EXCERPTED TEXT: Begin

Monday, October 12, 2009

Esther Wojcicki on Creative Commons and Open Education

A FutureofEducation.com interview.

Date: Wednesday, October 21st, 2009
Time:
5pm Pacific / 8pm Eastern / 12am GMT (next day) (international times here)
Duration: 1 hour
Location: In Elluminate. Log in at http://tinyurl.com/futureofed. The Elluminate room will be open up to 30 minutes before the event if you want to come in early. To make sure that your computer is configured for Elluminate, please visit http://www.elluminate.com/support. Recordings of the session will be posted within a day of the event.
Event Page: http://www.futureofeducation.com/forum/topics/esther-wojcicki-on-creative

Esther Wojcicki has been a Journalism/English teacher at Palo Alto High School in Palo Alto, California for the past 25 years where she built the journalism program from a small group of 20 students in 1985 to the largest high school journalism program in the nation winning major national and international recognition. Her program is an example of the effectiveness of Project Based Learning and using journalism as a tool to get students engaged in critical thinking skills, writing skills, and Web 2.0 skills. She is working to help other schools adopt similar programs. The program includes 400 students, four journalism teachers, and five award-winning journalism electives including a newspaper (The Campanile) , a news magazine, (Verde), an online site (http://voice.paly.net), daily television (InFocus), and a sports magazine, (Viking). The publications have won Gold and Silver Crowns from Columbia Scholastic Press Association, the aceMaker Award and the Hall of Fame Award from National Scholastic Press, and best in nation from Time Magazine in 2003. The website was honored with two Webby Awards in 2005.

EXCERPTED TEXT: End
INFORMATION PROVIDED: Begin

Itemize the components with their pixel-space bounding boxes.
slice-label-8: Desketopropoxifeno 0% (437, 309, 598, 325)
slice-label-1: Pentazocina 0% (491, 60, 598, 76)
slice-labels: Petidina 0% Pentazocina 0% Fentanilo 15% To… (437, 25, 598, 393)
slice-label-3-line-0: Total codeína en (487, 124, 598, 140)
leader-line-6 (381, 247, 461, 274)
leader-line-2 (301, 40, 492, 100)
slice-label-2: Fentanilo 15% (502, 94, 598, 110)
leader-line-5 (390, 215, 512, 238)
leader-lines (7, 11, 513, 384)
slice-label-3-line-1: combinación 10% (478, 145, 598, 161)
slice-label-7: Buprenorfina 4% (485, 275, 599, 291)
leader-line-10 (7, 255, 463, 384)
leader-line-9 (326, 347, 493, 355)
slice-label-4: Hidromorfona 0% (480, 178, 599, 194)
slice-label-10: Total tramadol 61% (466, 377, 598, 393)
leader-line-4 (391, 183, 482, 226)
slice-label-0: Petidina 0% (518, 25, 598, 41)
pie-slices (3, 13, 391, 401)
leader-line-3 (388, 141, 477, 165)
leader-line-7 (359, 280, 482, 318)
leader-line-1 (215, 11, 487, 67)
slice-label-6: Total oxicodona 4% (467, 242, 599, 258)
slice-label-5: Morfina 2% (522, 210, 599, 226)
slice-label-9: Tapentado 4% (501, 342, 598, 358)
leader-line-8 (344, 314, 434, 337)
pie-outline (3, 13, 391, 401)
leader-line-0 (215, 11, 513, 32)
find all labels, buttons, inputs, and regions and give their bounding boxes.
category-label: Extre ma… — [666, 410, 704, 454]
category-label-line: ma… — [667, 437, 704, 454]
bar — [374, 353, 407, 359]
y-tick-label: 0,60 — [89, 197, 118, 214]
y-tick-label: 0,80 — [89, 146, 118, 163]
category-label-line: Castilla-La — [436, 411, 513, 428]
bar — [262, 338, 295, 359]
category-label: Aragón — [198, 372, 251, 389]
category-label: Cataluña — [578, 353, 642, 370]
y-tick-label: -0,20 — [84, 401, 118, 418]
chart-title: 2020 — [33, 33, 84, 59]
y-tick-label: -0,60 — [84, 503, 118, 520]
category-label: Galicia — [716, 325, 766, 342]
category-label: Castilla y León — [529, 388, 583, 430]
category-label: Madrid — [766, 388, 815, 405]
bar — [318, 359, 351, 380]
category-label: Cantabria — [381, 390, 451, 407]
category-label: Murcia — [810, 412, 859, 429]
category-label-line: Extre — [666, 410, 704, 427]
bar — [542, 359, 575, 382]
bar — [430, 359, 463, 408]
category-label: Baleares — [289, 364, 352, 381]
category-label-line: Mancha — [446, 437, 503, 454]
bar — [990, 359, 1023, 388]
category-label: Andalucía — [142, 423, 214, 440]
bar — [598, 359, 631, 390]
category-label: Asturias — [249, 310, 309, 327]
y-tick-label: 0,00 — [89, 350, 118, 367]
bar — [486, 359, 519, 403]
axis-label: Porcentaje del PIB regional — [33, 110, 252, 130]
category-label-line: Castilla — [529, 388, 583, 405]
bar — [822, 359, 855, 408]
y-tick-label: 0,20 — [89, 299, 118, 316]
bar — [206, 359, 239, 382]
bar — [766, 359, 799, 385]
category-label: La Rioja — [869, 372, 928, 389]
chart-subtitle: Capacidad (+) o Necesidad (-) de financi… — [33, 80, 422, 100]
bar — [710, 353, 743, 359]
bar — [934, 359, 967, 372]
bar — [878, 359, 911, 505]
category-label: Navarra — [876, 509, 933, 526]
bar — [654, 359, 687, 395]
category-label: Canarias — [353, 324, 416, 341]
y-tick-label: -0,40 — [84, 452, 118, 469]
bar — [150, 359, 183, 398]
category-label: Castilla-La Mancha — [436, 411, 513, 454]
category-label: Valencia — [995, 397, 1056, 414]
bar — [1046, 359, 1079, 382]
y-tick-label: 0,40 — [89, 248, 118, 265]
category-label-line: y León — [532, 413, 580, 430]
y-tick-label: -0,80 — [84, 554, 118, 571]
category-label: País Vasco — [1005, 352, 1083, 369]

INFORMATION PROVIDED: End

**TASK INSTRUCTIONS**
(a) Answer these from the announcement of the Esther Wojcicki interview:
(i) How long is the session scheduled to last?
(ii) How early before the event will the Elluminate room open?
(iii) In what year did the journalism program begin with 20 students?
(b) Pick up the announcement of the Esther Wojcicki interview after its last sentence and extend it.

**YOUR WRITTEN ANSWERS**
(a)
(i) 1 hour
(ii) Up to 30 minutes before the event
(iii) 1985

(b)
Esther is Chair of the Board of Creative Commons and a strong advocate of Open Education Resources and Creative Commons licensing. She is a 2009 MacArthur Foundation Research Award receipient on the Student Journalism 2.0 project (http://sj.creativecommons.org/). She has won multiple awards including California Commission on Teacher Credentialing, 2002 California Teacher of the Year, and 2009 Columbia University Scholastic Press Association Gold Key Award. She is a consultant for both the Carnegie Foundation for the Advancement of Teaching and the Hewlett Foundation and a blogger for HuffingtonPost.